● **DIRECTIONS**
Repeat every record below exactly, but leave out any pictures.

● **INPUT FOR THIS TASK**
━━━━━━━━━━
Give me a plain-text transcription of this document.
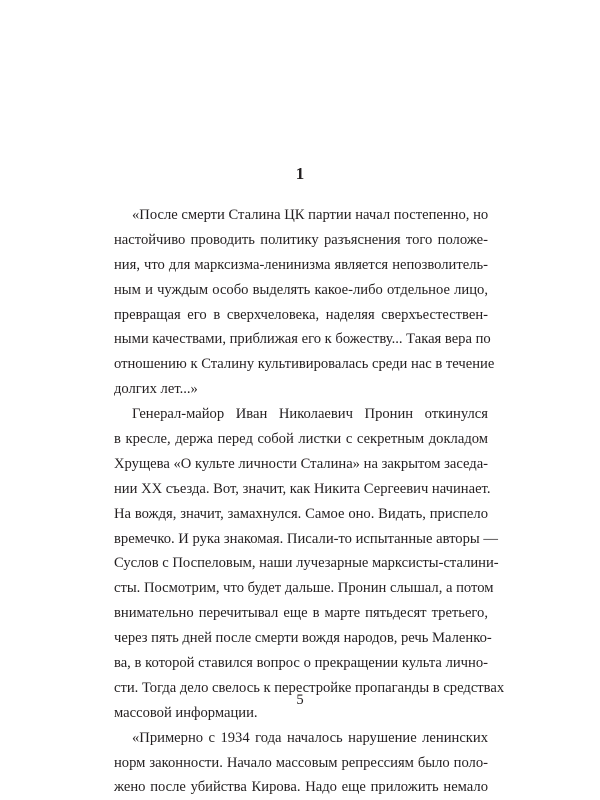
1
«После смерти Сталина ЦК партии начал постепенно, но
настойчиво проводить политику разъяснения того положе-
ния, что для марксизма-ленинизма является непозволитель-
ным и чуждым особо выделять какое-либо отдельное лицо,
превращая его в сверхчеловека, наделяя сверхъестествен-
ными качествами, приближая его к божеству... Такая вера по
отношению к Сталину культивировалась среди нас в течение
долгих лет...»
Генерал-майор Иван Николаевич Пронин откинулся
в кресле, держа перед собой листки с секретным докладом
Хрущева «О культе личности Сталина» на закрытом заседа-
нии XX съезда. Вот, значит, как Никита Сергеевич начинает.
На вождя, значит, замахнулся. Самое оно. Видать, приспело
времечко. И рука знакомая. Писали-то испытанные авторы —
Суслов с Поспеловым, наши лучезарные марксисты-сталини-
сты. Посмотрим, что будет дальше. Пронин слышал, а потом
внимательно перечитывал еще в марте пятьдесят третьего,
через пять дней после смерти вождя народов, речь Маленко-
ва, в которой ставился вопрос о прекращении культа лично-
сти. Тогда дело свелось к перестройке пропаганды в средствах
массовой информации.
«Примерно с 1934 года началось нарушение ленинских
норм законности. Начало массовым репрессиям было поло-
жено после убийства Кирова. Надо еще приложить немало
5
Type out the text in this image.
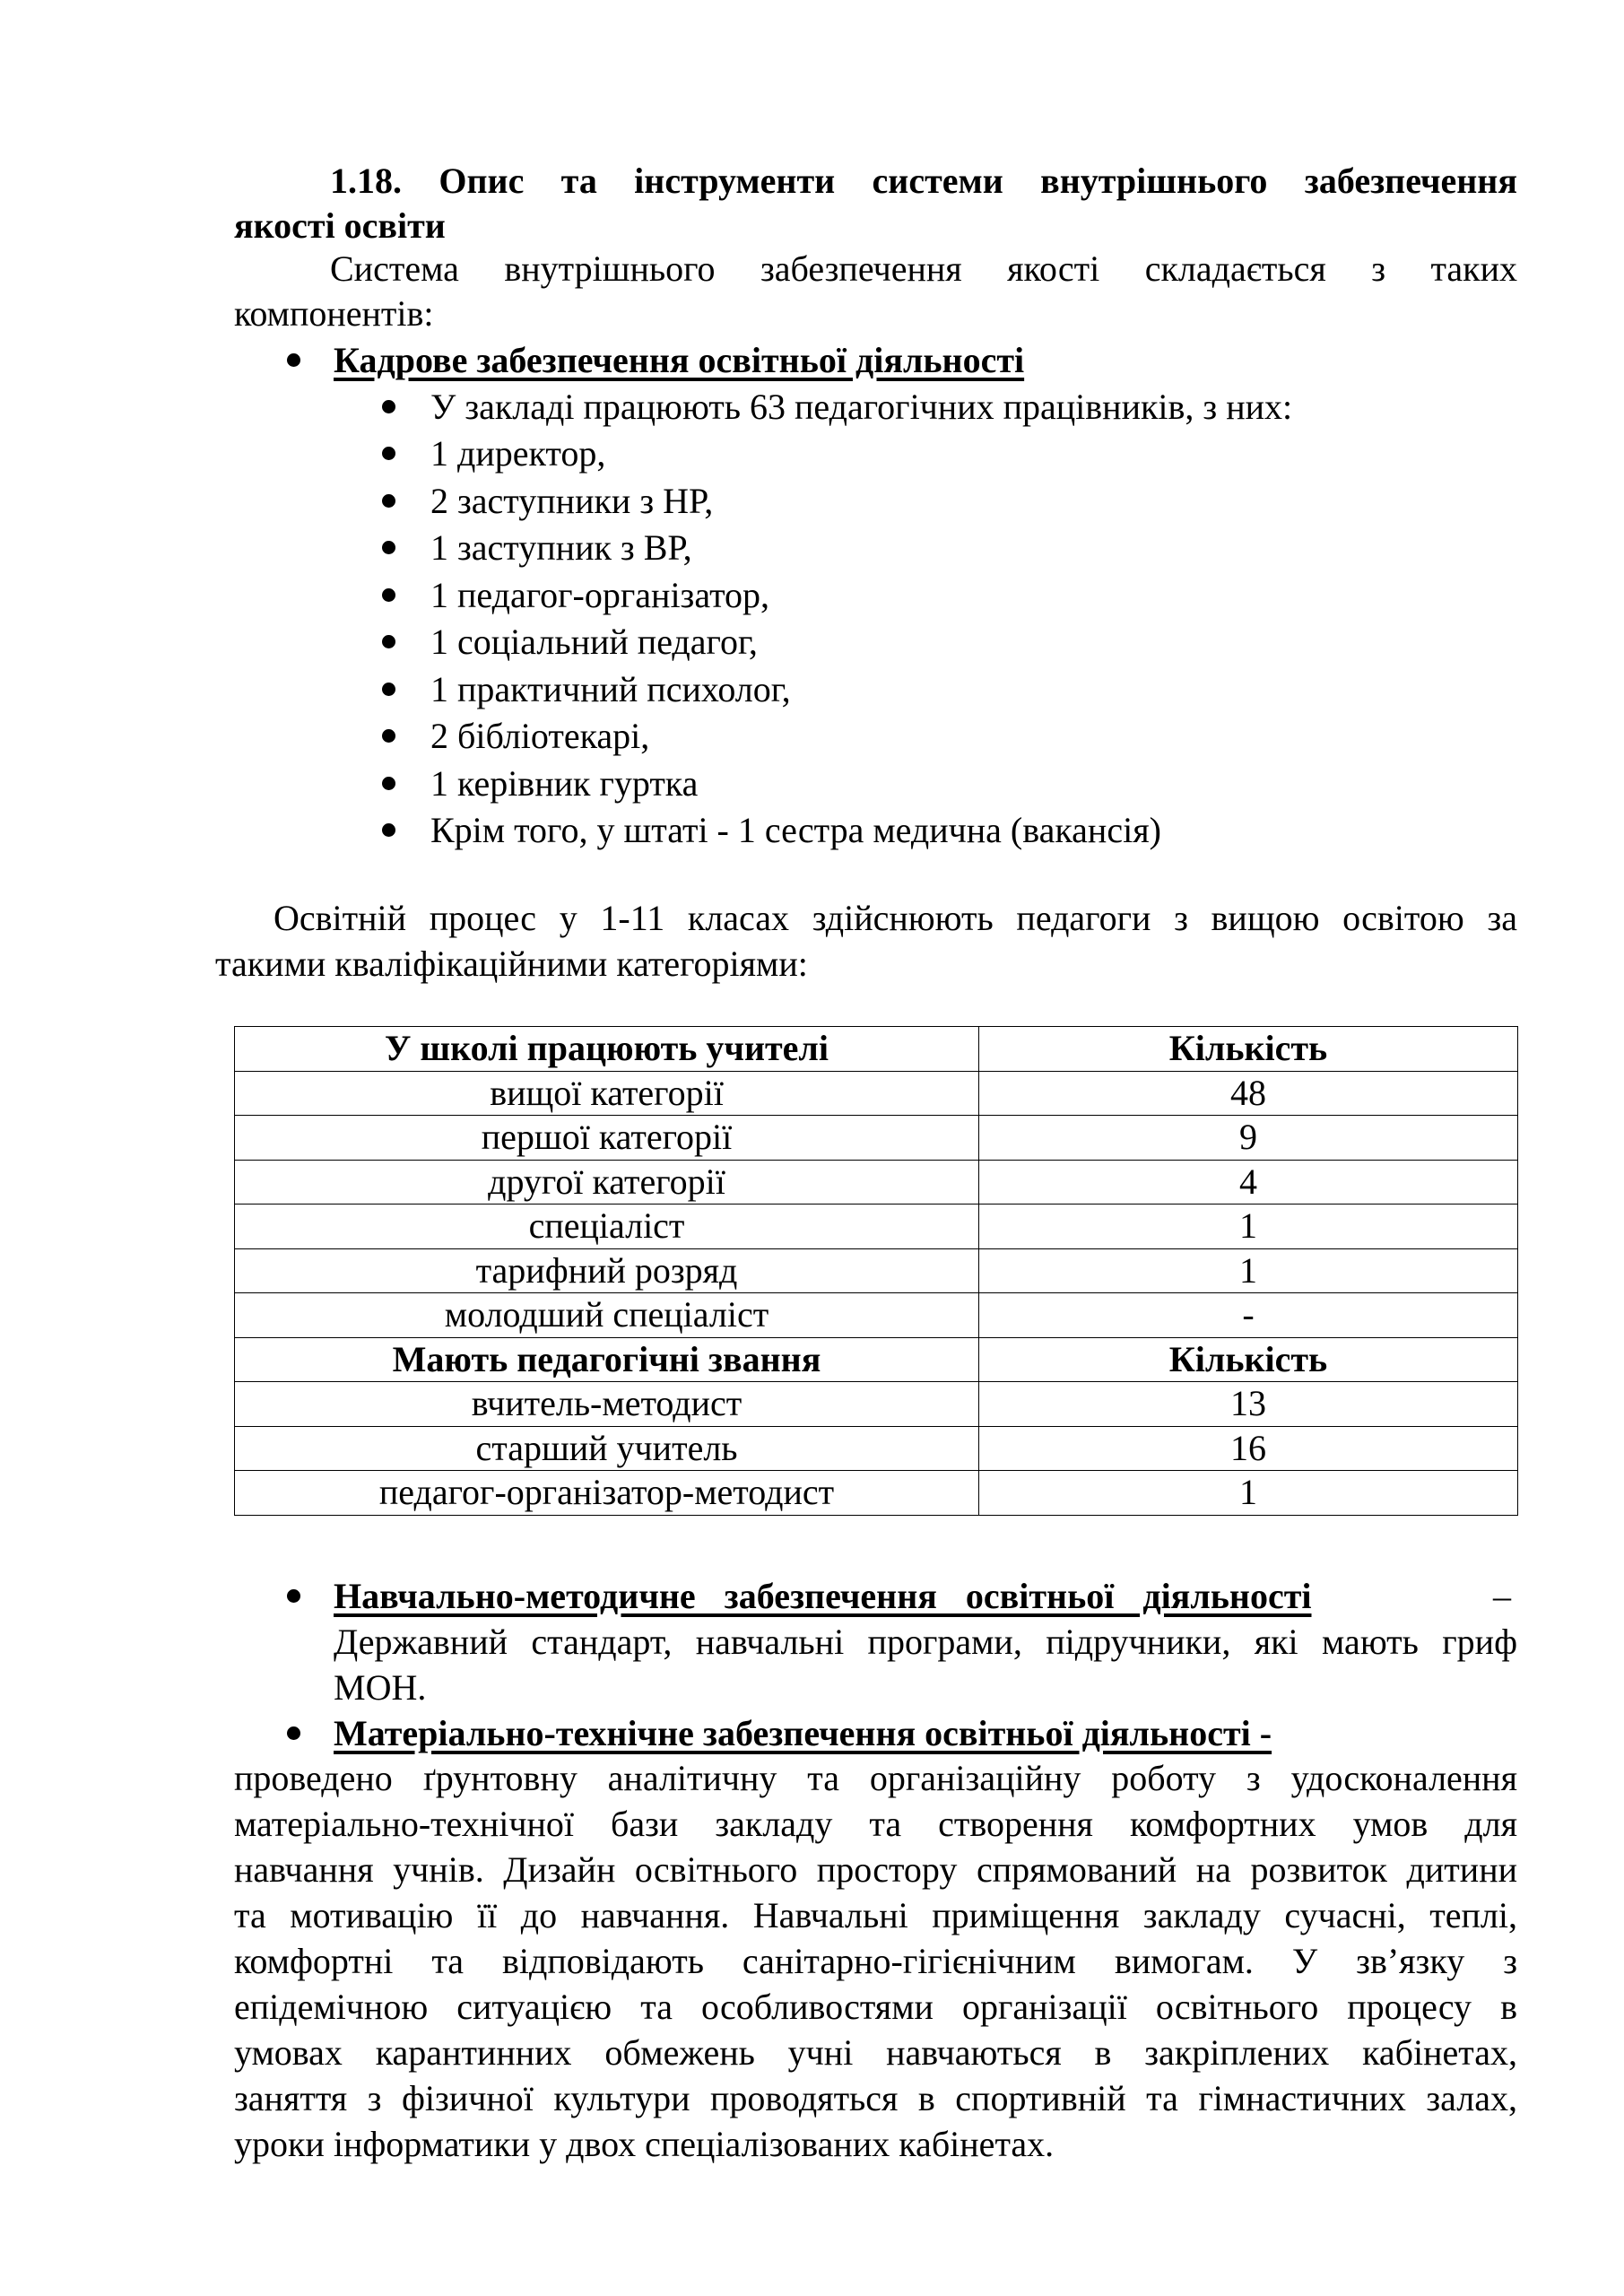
1.18. Опис та інструменти системи внутрішнього забезпечення
якості освіти
Система внутрішнього забезпечення якості складається з таких
компонентів:
Кадрове забезпечення освітньої діяльності
У закладі працюють 63 педагогічних працівників, з них:
1 директор,
2 заступники з НР,
1 заступник з ВР,
1 педагог-організатор,
1 соціальний педагог,
1 практичний психолог,
2 бібліотекарі,
1 керівник гуртка
Крім того, у штаті - 1 сестра медична (вакансія)
Освітній процес у 1-11 класах здійснюють педагоги з вищою освітою за
такими кваліфікаційними категоріями:
У школі працюють учителі	Кількість
вищої категорії	48
першої категорії	9
другої категорії	4
спеціаліст	1
тарифний розряд	1
молодший спеціаліст	-
Мають педагогічні звання	Кількість
вчитель-методист	13
старший учитель	16
педагог-організатор-методист	1
Навчально-методичне забезпечення освітньої діяльності	–
Державний стандарт, навчальні програми, підручники, які мають гриф
МОН.
Матеріально-технічне забезпечення освітньої діяльності -
проведено ґрунтовну аналітичну та організаційну роботу з удосконалення
матеріально-технічної бази закладу та створення комфортних умов для
навчання учнів. Дизайн освітнього простору спрямований на розвиток дитини
та мотивацію її до навчання. Навчальні приміщення закладу сучасні, теплі,
комфортні та відповідають санітарно-гігієнічним вимогам. У зв’язку з
епідемічною ситуацією та особливостями організації освітнього процесу в
умовах карантинних обмежень учні навчаються в закріплених кабінетах,
заняття з фізичної культури проводяться в спортивній та гімнастичних залах,
уроки інформатики у двох спеціалізованих кабінетах.
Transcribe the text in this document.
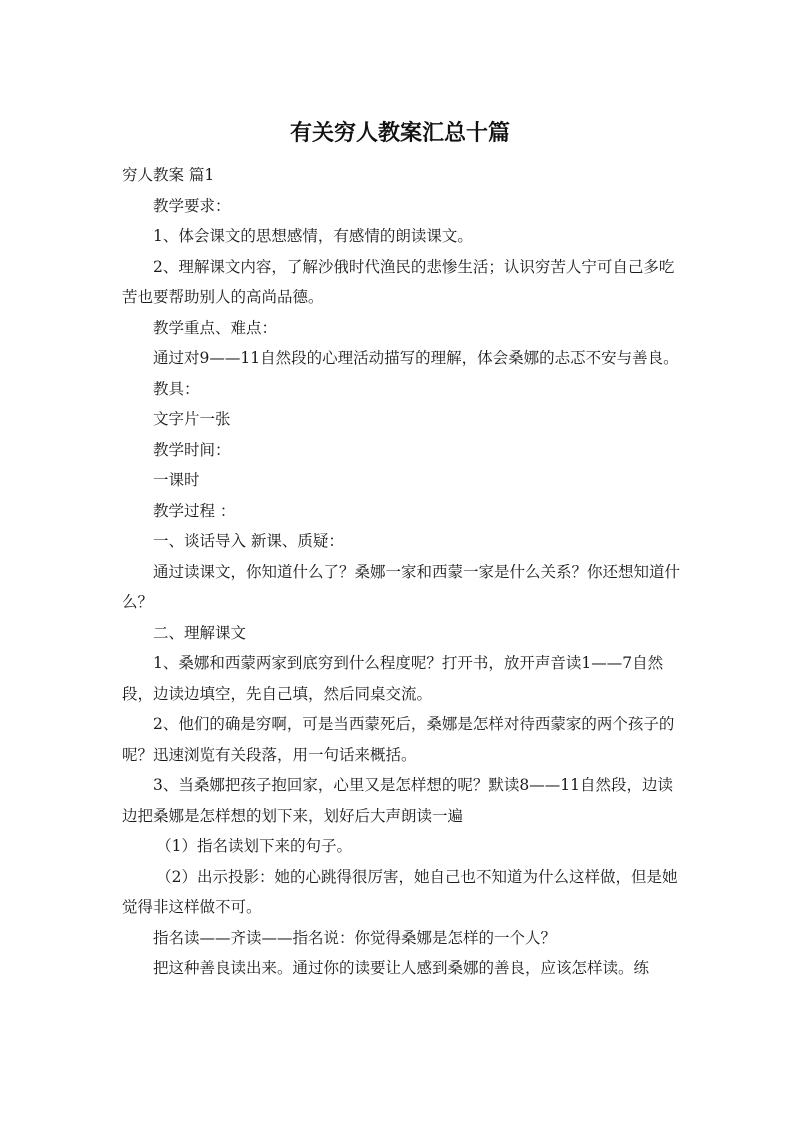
有关穷人教案汇总十篇

穷人教案 篇1

教学要求：

1、体会课文的思想感情，有感情的朗读课文。

2、理解课文内容，了解沙俄时代渔民的悲惨生活；认识穷苦人宁可自己多吃苦也要帮助别人的高尚品德。

教学重点、难点：

通过对9——11自然段的心理活动描写的理解，体会桑娜的忐忑不安与善良。

教具：

文字片一张

教学时间：

一课时

教学过程 ：

一、谈话导入 新课、质疑：

通过读课文，你知道什么了？桑娜一家和西蒙一家是什么关系？你还想知道什么？

二、理解课文

1、桑娜和西蒙两家到底穷到什么程度呢？打开书，放开声音读1——7自然段，边读边填空，先自己填，然后同桌交流。

2、他们的确是穷啊，可是当西蒙死后，桑娜是怎样对待西蒙家的两个孩子的呢？迅速浏览有关段落，用一句话来概括。

3、当桑娜把孩子抱回家，心里又是怎样想的呢？默读8——11自然段，边读边把桑娜是怎样想的划下来，划好后大声朗读一遍

（1）指名读划下来的句子。

（2）出示投影：她的心跳得很厉害，她自己也不知道为什么这样做，但是她觉得非这样做不可。

指名读——齐读——指名说：你觉得桑娜是怎样的一个人？

把这种善良读出来。通过你的读要让人感到桑娜的善良，应该怎样读。练
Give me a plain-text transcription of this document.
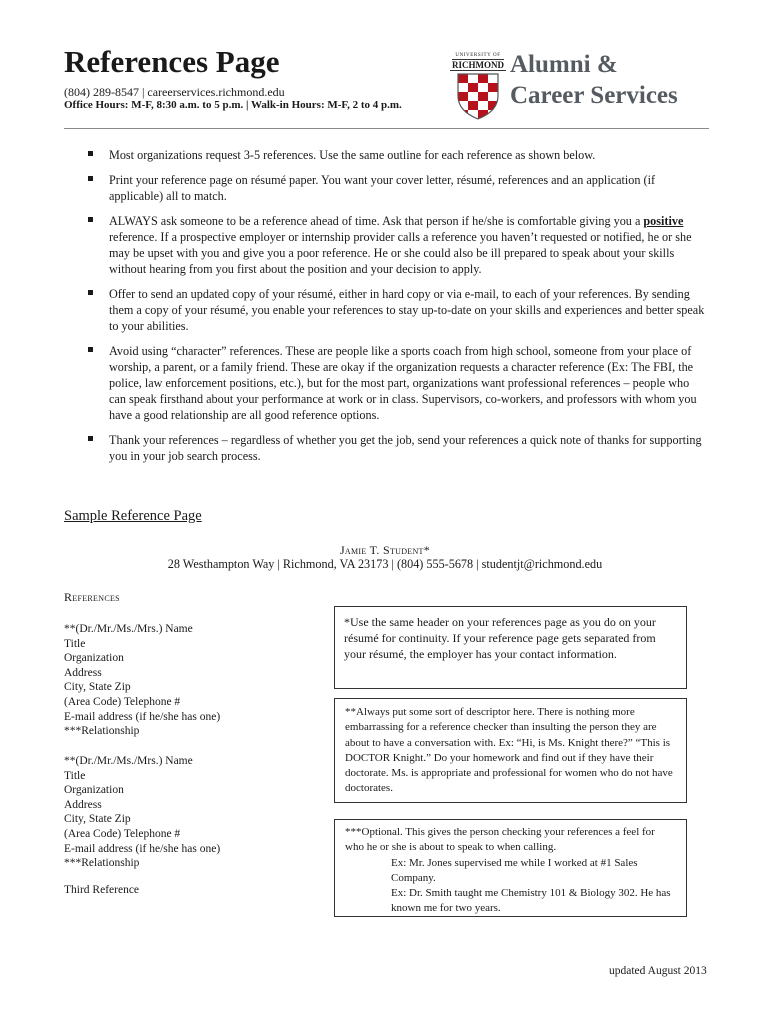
References Page
(804) 289-8547 | careerservices.richmond.edu
Office Hours: M-F, 8:30 a.m. to 5 p.m. | Walk-in Hours: M-F, 2 to 4 p.m.
UNIVERSITY OF
RICHMOND Alumni &
Career Services
Most organizations request 3-5 references. Use the same outline for each reference as shown below.
Print your reference page on résumé paper. You want your cover letter, résumé, references and an application (if applicable) all to match.
ALWAYS ask someone to be a reference ahead of time. Ask that person if he/she is comfortable giving you a positive reference. If a prospective employer or internship provider calls a reference you haven’t requested or notified, he or she may be upset with you and give you a poor reference. He or she could also be ill prepared to speak about your skills without hearing from you first about the position and your decision to apply.
Offer to send an updated copy of your résumé, either in hard copy or via e-mail, to each of your references. By sending them a copy of your résumé, you enable your references to stay up-to-date on your skills and experiences and better speak to your abilities.
Avoid using “character” references. These are people like a sports coach from high school, someone from your place of worship, a parent, or a family friend. These are okay if the organization requests a character reference (Ex: The FBI, the police, law enforcement positions, etc.), but for the most part, organizations want professional references – people who can speak firsthand about your performance at work or in class. Supervisors, co-workers, and professors with whom you have a good relationship are all good reference options.
Thank your references – regardless of whether you get the job, send your references a quick note of thanks for supporting you in your job search process.
Sample Reference Page
Jamie T. Student*
28 Westhampton Way | Richmond, VA 23173 | (804) 555-5678 | studentjt@richmond.edu
References
**(Dr./Mr./Ms./Mrs.) Name
Title
Organization
Address
City, State Zip
(Area Code) Telephone #
E-mail address (if he/she has one)
***Relationship
**(Dr./Mr./Ms./Mrs.) Name
Title
Organization
Address
City, State Zip
(Area Code) Telephone #
E-mail address (if he/she has one)
***Relationship
Third Reference
*Use the same header on your references page as you do on your résumé for continuity. If your reference page gets separated from your résumé, the employer has your contact information.
**Always put some sort of descriptor here. There is nothing more embarrassing for a reference checker than insulting the person they are about to have a conversation with. Ex: “Hi, is Ms. Knight there?” “This is DOCTOR Knight.” Do your homework and find out if they have their doctorate. Ms. is appropriate and professional for women who do not have doctorates.
***Optional. This gives the person checking your references a feel for who he or she is about to speak to when calling.
Ex: Mr. Jones supervised me while I worked at #1 Sales Company.
Ex: Dr. Smith taught me Chemistry 101 & Biology 302. He has known me for two years.
updated August 2013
━━━━━━━━━━
● **REPLY TO THE EXERCISE**
Give me a plain-text transcription of this document.
1
«После смерти Сталина ЦК партии начал постепенно, но
настойчиво проводить политику разъяснения того положе-
ния, что для марксизма-ленинизма является непозволитель-
ным и чуждым особо выделять какое-либо отдельное лицо,
превращая его в сверхчеловека, наделяя сверхъестествен-
ными качествами, приближая его к божеству... Такая вера по
отношению к Сталину культивировалась среди нас в течение
долгих лет...»
Генерал-майор Иван Николаевич Пронин откинулся
в кресле, держа перед собой листки с секретным докладом
Хрущева «О культе личности Сталина» на закрытом заседа-
нии XX съезда. Вот, значит, как Никита Сергеевич начинает.
На вождя, значит, замахнулся. Самое оно. Видать, приспело
времечко. И рука знакомая. Писали-то испытанные авторы —
Суслов с Поспеловым, наши лучезарные марксисты-сталини-
сты. Посмотрим, что будет дальше. Пронин слышал, а потом
внимательно перечитывал еще в марте пятьдесят третьего,
через пять дней после смерти вождя народов, речь Маленко-
ва, в которой ставился вопрос о прекращении культа лично-
сти. Тогда дело свелось к перестройке пропаганды в средствах
массовой информации.
«Примерно с 1934 года началось нарушение ленинских
норм законности. Начало массовым репрессиям было поло-
жено после убийства Кирова. Надо еще приложить немало
5
Type out the text in this image.
1.18. Опис та інструменти системи внутрішнього забезпечення
якості освіти
Система внутрішнього забезпечення якості складається з таких
компонентів:
Кадрове забезпечення освітньої діяльності
У закладі працюють 63 педагогічних працівників, з них:
1 директор,
2 заступники з НР,
1 заступник з ВР,
1 педагог-організатор,
1 соціальний педагог,
1 практичний психолог,
2 бібліотекарі,
1 керівник гуртка
Крім того, у штаті - 1 сестра медична (вакансія)
Освітній процес у 1-11 класах здійснюють педагоги з вищою освітою за
такими кваліфікаційними категоріями:
У школі працюють учителі	Кількість
вищої категорії	48
першої категорії	9
другої категорії	4
спеціаліст	1
тарифний розряд	1
молодший спеціаліст	-
Мають педагогічні звання	Кількість
вчитель-методист	13
старший учитель	16
педагог-організатор-методист	1
Навчально-методичне забезпечення освітньої діяльності	–
Державний стандарт, навчальні програми, підручники, які мають гриф
МОН.
Матеріально-технічне забезпечення освітньої діяльності -
проведено ґрунтовну аналітичну та організаційну роботу з удосконалення
матеріально-технічної бази закладу та створення комфортних умов для
навчання учнів. Дизайн освітнього простору спрямований на розвиток дитини
та мотивацію її до навчання. Навчальні приміщення закладу сучасні, теплі,
комфортні та відповідають санітарно-гігієнічним вимогам. У зв’язку з
епідемічною ситуацією та особливостями організації освітнього процесу в
умовах карантинних обмежень учні навчаються в закріплених кабінетах,
заняття з фізичної культури проводяться в спортивній та гімнастичних залах,
уроки інформатики у двох спеціалізованих кабінетах.
Transcribe the text in this document.
有关穷人教案汇总十篇

穷人教案 篇1

教学要求：

1、体会课文的思想感情，有感情的朗读课文。

2、理解课文内容，了解沙俄时代渔民的悲惨生活；认识穷苦人宁可自己多吃苦也要帮助别人的高尚品德。

教学重点、难点：

通过对9——11自然段的心理活动描写的理解，体会桑娜的忐忑不安与善良。

教具：

文字片一张

教学时间：

一课时

教学过程 ：

一、谈话导入 新课、质疑：

通过读课文，你知道什么了？桑娜一家和西蒙一家是什么关系？你还想知道什么？

二、理解课文

1、桑娜和西蒙两家到底穷到什么程度呢？打开书，放开声音读1——7自然段，边读边填空，先自己填，然后同桌交流。

2、他们的确是穷啊，可是当西蒙死后，桑娜是怎样对待西蒙家的两个孩子的呢？迅速浏览有关段落，用一句话来概括。

3、当桑娜把孩子抱回家，心里又是怎样想的呢？默读8——11自然段，边读边把桑娜是怎样想的划下来，划好后大声朗读一遍

（1）指名读划下来的句子。

（2）出示投影：她的心跳得很厉害，她自己也不知道为什么这样做，但是她觉得非这样做不可。

指名读——齐读——指名说：你觉得桑娜是怎样的一个人？

把这种善良读出来。通过你的读要让人感到桑娜的善良，应该怎样读。练
Give me a plain-text transcription of this document.
References Page
(804) 289-8547 | careerservices.richmond.edu
Office Hours: M-F, 8:30 a.m. to 5 p.m. | Walk-in Hours: M-F, 2 to 4 p.m.
UNIVERSITY OF
RICHMOND Alumni &
Career Services
Most organizations request 3-5 references. Use the same outline for each reference as shown below.
Print your reference page on résumé paper. You want your cover letter, résumé, references and an application (if applicable) all to match.
ALWAYS ask someone to be a reference ahead of time. Ask that person if he/she is comfortable giving you a positive reference. If a prospective employer or internship provider calls a reference you haven’t requested or notified, he or she may be upset with you and give you a poor reference. He or she could also be ill prepared to speak about your skills without hearing from you first about the position and your decision to apply.
Offer to send an updated copy of your résumé, either in hard copy or via e-mail, to each of your references. By sending them a copy of your résumé, you enable your references to stay up-to-date on your skills and experiences and better speak to your abilities.
Avoid using “character” references. These are people like a sports coach from high school, someone from your place of worship, a parent, or a family friend. These are okay if the organization requests a character reference (Ex: The FBI, the police, law enforcement positions, etc.), but for the most part, organizations want professional references – people who can speak firsthand about your performance at work or in class. Supervisors, co-workers, and professors with whom you have a good relationship are all good reference options.
Thank your references – regardless of whether you get the job, send your references a quick note of thanks for supporting you in your job search process.
Sample Reference Page
Jamie T. Student*
28 Westhampton Way | Richmond, VA 23173 | (804) 555-5678 | studentjt@richmond.edu
References
**(Dr./Mr./Ms./Mrs.) Name
Title
Organization
Address
City, State Zip
(Area Code) Telephone #
E-mail address (if he/she has one)
***Relationship
**(Dr./Mr./Ms./Mrs.) Name
Title
Organization
Address
City, State Zip
(Area Code) Telephone #
E-mail address (if he/she has one)
***Relationship
Third Reference
*Use the same header on your references page as you do on your résumé for continuity. If your reference page gets separated from your résumé, the employer has your contact information.
**Always put some sort of descriptor here. There is nothing more embarrassing for a reference checker than insulting the person they are about to have a conversation with. Ex: “Hi, is Ms. Knight there?” “This is DOCTOR Knight.” Do your homework and find out if they have their doctorate. Ms. is appropriate and professional for women who do not have doctorates.
***Optional. This gives the person checking your references a feel for who he or she is about to speak to when calling.
Ex: Mr. Jones supervised me while I worked at #1 Sales Company.
Ex: Dr. Smith taught me Chemistry 101 & Biology 302. He has known me for two years.
updated August 2013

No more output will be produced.